_EXERCISE BRIEF:_ Each entry below is to be duplicated verbatim.

— begin RECORD EXTRACTS —

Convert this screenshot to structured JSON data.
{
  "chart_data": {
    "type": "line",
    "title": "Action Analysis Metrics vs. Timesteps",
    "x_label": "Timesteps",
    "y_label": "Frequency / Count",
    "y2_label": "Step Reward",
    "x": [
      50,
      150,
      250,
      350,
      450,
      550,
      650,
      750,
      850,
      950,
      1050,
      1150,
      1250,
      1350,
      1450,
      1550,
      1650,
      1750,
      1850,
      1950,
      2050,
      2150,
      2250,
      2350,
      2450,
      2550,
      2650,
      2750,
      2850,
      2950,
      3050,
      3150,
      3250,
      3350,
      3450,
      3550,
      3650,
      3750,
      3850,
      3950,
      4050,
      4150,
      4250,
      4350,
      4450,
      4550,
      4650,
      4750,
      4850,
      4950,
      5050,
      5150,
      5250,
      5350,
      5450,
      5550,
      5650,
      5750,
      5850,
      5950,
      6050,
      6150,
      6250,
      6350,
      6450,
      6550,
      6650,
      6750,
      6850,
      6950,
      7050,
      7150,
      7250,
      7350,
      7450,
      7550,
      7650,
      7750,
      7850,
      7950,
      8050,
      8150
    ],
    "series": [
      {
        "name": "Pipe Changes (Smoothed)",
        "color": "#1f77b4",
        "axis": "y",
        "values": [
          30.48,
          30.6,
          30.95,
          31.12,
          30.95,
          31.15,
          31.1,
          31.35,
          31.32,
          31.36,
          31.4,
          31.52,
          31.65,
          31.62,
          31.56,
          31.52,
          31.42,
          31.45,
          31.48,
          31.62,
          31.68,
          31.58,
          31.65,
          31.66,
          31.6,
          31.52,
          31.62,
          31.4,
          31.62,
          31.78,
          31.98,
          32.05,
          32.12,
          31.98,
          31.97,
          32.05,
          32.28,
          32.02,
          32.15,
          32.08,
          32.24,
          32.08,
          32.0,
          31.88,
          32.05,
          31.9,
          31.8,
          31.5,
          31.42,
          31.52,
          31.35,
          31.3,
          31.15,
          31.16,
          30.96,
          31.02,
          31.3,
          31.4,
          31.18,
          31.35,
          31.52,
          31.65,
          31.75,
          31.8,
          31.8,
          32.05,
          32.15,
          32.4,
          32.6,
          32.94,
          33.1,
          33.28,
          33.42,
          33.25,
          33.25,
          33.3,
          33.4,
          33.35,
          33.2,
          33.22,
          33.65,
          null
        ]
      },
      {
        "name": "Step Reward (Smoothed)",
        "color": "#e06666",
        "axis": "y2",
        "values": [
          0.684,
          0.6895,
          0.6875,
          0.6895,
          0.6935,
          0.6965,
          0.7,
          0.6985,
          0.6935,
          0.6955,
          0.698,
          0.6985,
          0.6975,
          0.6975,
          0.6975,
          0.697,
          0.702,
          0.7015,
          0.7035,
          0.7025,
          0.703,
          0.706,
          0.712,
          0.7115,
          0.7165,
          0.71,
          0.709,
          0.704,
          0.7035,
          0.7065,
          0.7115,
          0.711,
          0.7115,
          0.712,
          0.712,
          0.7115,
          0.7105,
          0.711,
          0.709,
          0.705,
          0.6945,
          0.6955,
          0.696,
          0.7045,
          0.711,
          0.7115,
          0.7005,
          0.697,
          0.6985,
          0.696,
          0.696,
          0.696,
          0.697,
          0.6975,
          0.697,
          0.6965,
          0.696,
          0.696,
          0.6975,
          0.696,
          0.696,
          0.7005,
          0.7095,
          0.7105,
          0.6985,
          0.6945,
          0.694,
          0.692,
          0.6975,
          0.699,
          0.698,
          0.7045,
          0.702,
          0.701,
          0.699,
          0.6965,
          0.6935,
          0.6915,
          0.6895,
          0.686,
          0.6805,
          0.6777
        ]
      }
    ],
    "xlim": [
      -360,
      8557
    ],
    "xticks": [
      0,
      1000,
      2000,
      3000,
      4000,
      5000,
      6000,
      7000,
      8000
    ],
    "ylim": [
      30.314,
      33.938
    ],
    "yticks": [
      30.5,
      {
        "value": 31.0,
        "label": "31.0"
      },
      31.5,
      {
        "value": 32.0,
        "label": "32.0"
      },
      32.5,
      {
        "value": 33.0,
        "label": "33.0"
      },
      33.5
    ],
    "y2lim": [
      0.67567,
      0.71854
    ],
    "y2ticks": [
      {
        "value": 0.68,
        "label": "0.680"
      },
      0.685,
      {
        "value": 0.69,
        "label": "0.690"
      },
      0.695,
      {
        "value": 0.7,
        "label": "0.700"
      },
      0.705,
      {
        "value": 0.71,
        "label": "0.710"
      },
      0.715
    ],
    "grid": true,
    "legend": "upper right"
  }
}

— end RECORD EXTRACTS —

_TASK ANSWER:_
Convert this screenshot to structured JSON data.
{
  "chart_data": {
    "type": "line",
    "title": "Action Analysis Metrics vs. Timesteps",
    "x_label": "Timesteps",
    "y_label": "Frequency / Count",
    "y2_label": "Step Reward",
    "x": [
      50,
      150,
      250,
      350,
      450,
      550,
      650,
      750,
      850,
      950,
      1050,
      1150,
      1250,
      1350,
      1450,
      1550,
      1650,
      1750,
      1850,
      1950,
      2050,
      2150,
      2250,
      2350,
      2450,
      2550,
      2650,
      2750,
      2850,
      2950,
      3050,
      3150,
      3250,
      3350,
      3450,
      3550,
      3650,
      3750,
      3850,
      3950,
      4050,
      4150,
      4250,
      4350,
      4450,
      4550,
      4650,
      4750,
      4850,
      4950,
      5050,
      5150,
      5250,
      5350,
      5450,
      5550,
      5650,
      5750,
      5850,
      5950,
      6050,
      6150,
      6250,
      6350,
      6450,
      6550,
      6650,
      6750,
      6850,
      6950,
      7050,
      7150,
      7250,
      7350,
      7450,
      7550,
      7650,
      7750,
      7850,
      7950,
      8050,
      8150
    ],
    "series": [
      {
        "name": "Pipe Changes (Smoothed)",
        "color": "#1f77b4",
        "axis": "y",
        "values": [
          30.48,
          30.6,
          30.95,
          31.12,
          30.95,
          31.15,
          31.1,
          31.35,
          31.32,
          31.36,
          31.4,
          31.52,
          31.65,
          31.62,
          31.56,
          31.52,
          31.42,
          31.45,
          31.48,
          31.62,
          31.68,
          31.58,
          31.65,
          31.66,
          31.6,
          31.52,
          31.62,
          31.4,
          31.62,
          31.78,
          31.98,
          32.05,
          32.12,
          31.98,
          31.97,
          32.05,
          32.28,
          32.02,
          32.15,
          32.08,
          32.24,
          32.08,
          32.0,
          31.88,
          32.05,
          31.9,
          31.8,
          31.5,
          31.42,
          31.52,
          31.35,
          31.3,
          31.15,
          31.16,
          30.96,
          31.02,
          31.3,
          31.4,
          31.18,
          31.35,
          31.52,
          31.65,
          31.75,
          31.8,
          31.8,
          32.05,
          32.15,
          32.4,
          32.6,
          32.94,
          33.1,
          33.28,
          33.42,
          33.25,
          33.25,
          33.3,
          33.4,
          33.35,
          33.2,
          33.22,
          33.65,
          null
        ]
      },
      {
        "name": "Step Reward (Smoothed)",
        "color": "#e06666",
        "axis": "y2",
        "values": [
          0.684,
          0.6895,
          0.6875,
          0.6895,
          0.6935,
          0.6965,
          0.7,
          0.6985,
          0.6935,
          0.6955,
          0.698,
          0.6985,
          0.6975,
          0.6975,
          0.6975,
          0.697,
          0.702,
          0.7015,
          0.7035,
          0.7025,
          0.703,
          0.706,
          0.712,
          0.7115,
          0.7165,
          0.71,
          0.709,
          0.704,
          0.7035,
          0.7065,
          0.7115,
          0.711,
          0.7115,
          0.712,
          0.712,
          0.7115,
          0.7105,
          0.711,
          0.709,
          0.705,
          0.6945,
          0.6955,
          0.696,
          0.7045,
          0.711,
          0.7115,
          0.7005,
          0.697,
          0.6985,
          0.696,
          0.696,
          0.696,
          0.697,
          0.6975,
          0.697,
          0.6965,
          0.696,
          0.696,
          0.6975,
          0.696,
          0.696,
          0.7005,
          0.7095,
          0.7105,
          0.6985,
          0.6945,
          0.694,
          0.692,
          0.6975,
          0.699,
          0.698,
          0.7045,
          0.702,
          0.701,
          0.699,
          0.6965,
          0.6935,
          0.6915,
          0.6895,
          0.686,
          0.6805,
          0.6777
        ]
      }
    ],
    "xlim": [
      -360,
      8557
    ],
    "xticks": [
      0,
      1000,
      2000,
      3000,
      4000,
      5000,
      6000,
      7000,
      8000
    ],
    "ylim": [
      30.314,
      33.938
    ],
    "yticks": [
      30.5,
      {
        "value": 31.0,
        "label": "31.0"
      },
      31.5,
      {
        "value": 32.0,
        "label": "32.0"
      },
      32.5,
      {
        "value": 33.0,
        "label": "33.0"
      },
      33.5
    ],
    "y2lim": [
      0.67567,
      0.71854
    ],
    "y2ticks": [
      {
        "value": 0.68,
        "label": "0.680"
      },
      0.685,
      {
        "value": 0.69,
        "label": "0.690"
      },
      0.695,
      {
        "value": 0.7,
        "label": "0.700"
      },
      0.705,
      {
        "value": 0.71,
        "label": "0.710"
      },
      0.715
    ],
    "grid": true,
    "legend": "upper right"
  }
}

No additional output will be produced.